Dataset items.
- - -
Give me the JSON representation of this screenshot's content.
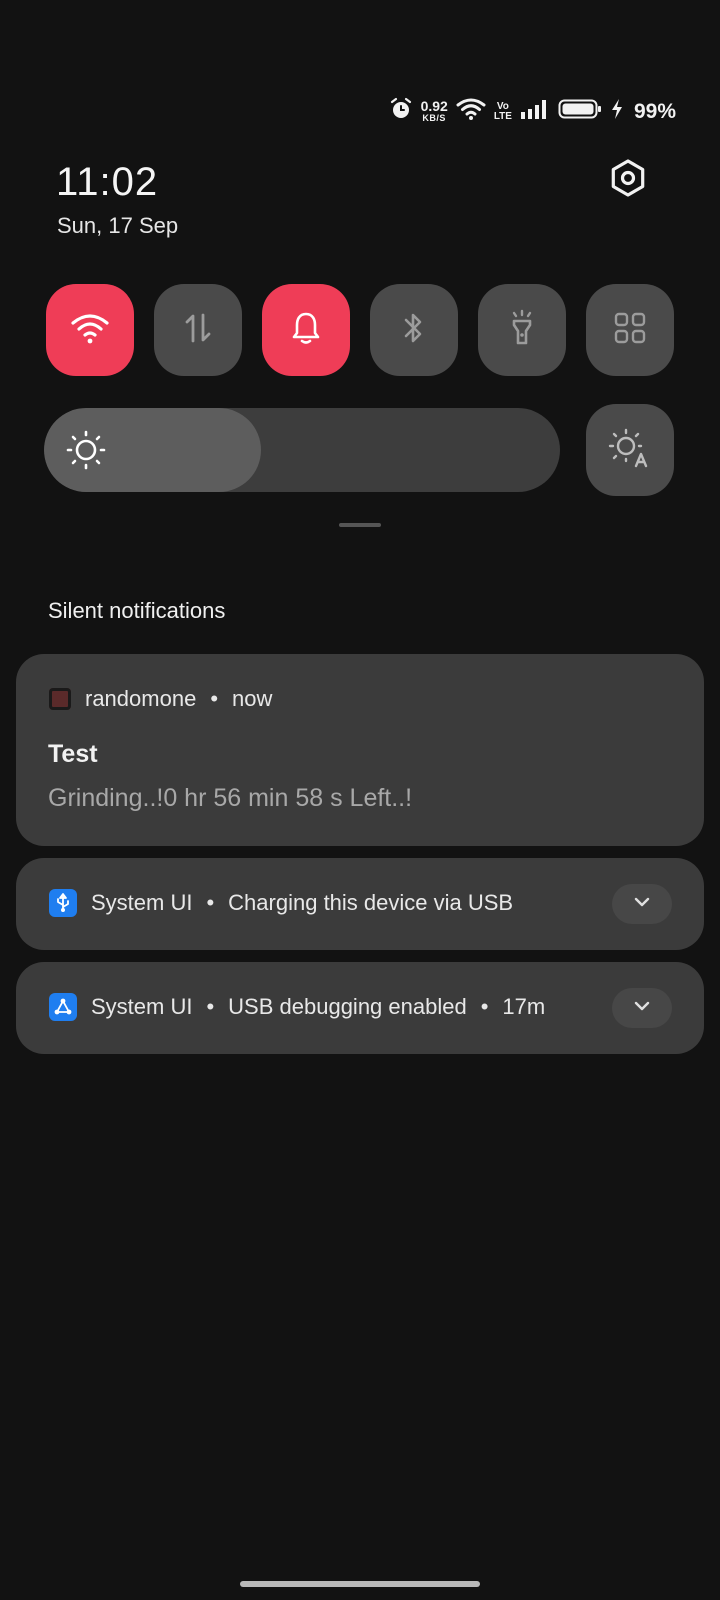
{
  "status_bar": {
    "net_speed_value": "0.92",
    "net_speed_unit": "KB/S",
    "volte_top": "Vo",
    "volte_bottom": "LTE",
    "battery_percent": "99%"
  },
  "header": {
    "time": "11:02",
    "date": "Sun, 17 Sep"
  },
  "quick_tiles": [
    {
      "icon": "wifi-icon",
      "active": true
    },
    {
      "icon": "mobile-data-icon",
      "active": false
    },
    {
      "icon": "bell-icon",
      "active": true
    },
    {
      "icon": "bluetooth-icon",
      "active": false
    },
    {
      "icon": "flashlight-icon",
      "active": false
    },
    {
      "icon": "grid-icon",
      "active": false
    }
  ],
  "brightness": {
    "level_fraction": 0.42,
    "auto_icon": "auto-brightness-icon"
  },
  "colors": {
    "accent": "#ef3d57",
    "tile_inactive": "#4a4a4a",
    "card": "#3b3b3b",
    "usb_blue": "#1f7ef0"
  },
  "notifications": {
    "section_title": "Silent notifications",
    "items": [
      {
        "app": "randomone",
        "separator": "•",
        "time": "now",
        "title": "Test",
        "body": "Grinding..!0 hr 56 min 58 s Left..!"
      },
      {
        "app": "System UI",
        "separator": "•",
        "text": "Charging this device via USB"
      },
      {
        "app": "System UI",
        "separator": "•",
        "text": "USB debugging enabled",
        "separator2": "•",
        "time": "17m"
      }
    ]
  }
}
- - -
EXERCISE REQUIREMENTS.
Omit the pictures, then output the rest of the listing exactly.

EXERCISE OUTPUT.
Give me the JSON representation of this screenshot's content.
{
  "status_bar": {
    "net_speed_value": "0.92",
    "net_speed_unit": "KB/S",
    "volte_top": "Vo",
    "volte_bottom": "LTE",
    "battery_percent": "99%"
  },
  "header": {
    "time": "11:02",
    "date": "Sun, 17 Sep"
  },
  "quick_tiles": [
    {
      "icon": "wifi-icon",
      "active": true
    },
    {
      "icon": "mobile-data-icon",
      "active": false
    },
    {
      "icon": "bell-icon",
      "active": true
    },
    {
      "icon": "bluetooth-icon",
      "active": false
    },
    {
      "icon": "flashlight-icon",
      "active": false
    },
    {
      "icon": "grid-icon",
      "active": false
    }
  ],
  "brightness": {
    "level_fraction": 0.42,
    "auto_icon": "auto-brightness-icon"
  },
  "colors": {
    "accent": "#ef3d57",
    "tile_inactive": "#4a4a4a",
    "card": "#3b3b3b",
    "usb_blue": "#1f7ef0"
  },
  "notifications": {
    "section_title": "Silent notifications",
    "items": [
      {
        "app": "randomone",
        "separator": "•",
        "time": "now",
        "title": "Test",
        "body": "Grinding..!0 hr 56 min 58 s Left..!"
      },
      {
        "app": "System UI",
        "separator": "•",
        "text": "Charging this device via USB"
      },
      {
        "app": "System UI",
        "separator": "•",
        "text": "USB debugging enabled",
        "separator2": "•",
        "time": "17m"
      }
    ]
  }
}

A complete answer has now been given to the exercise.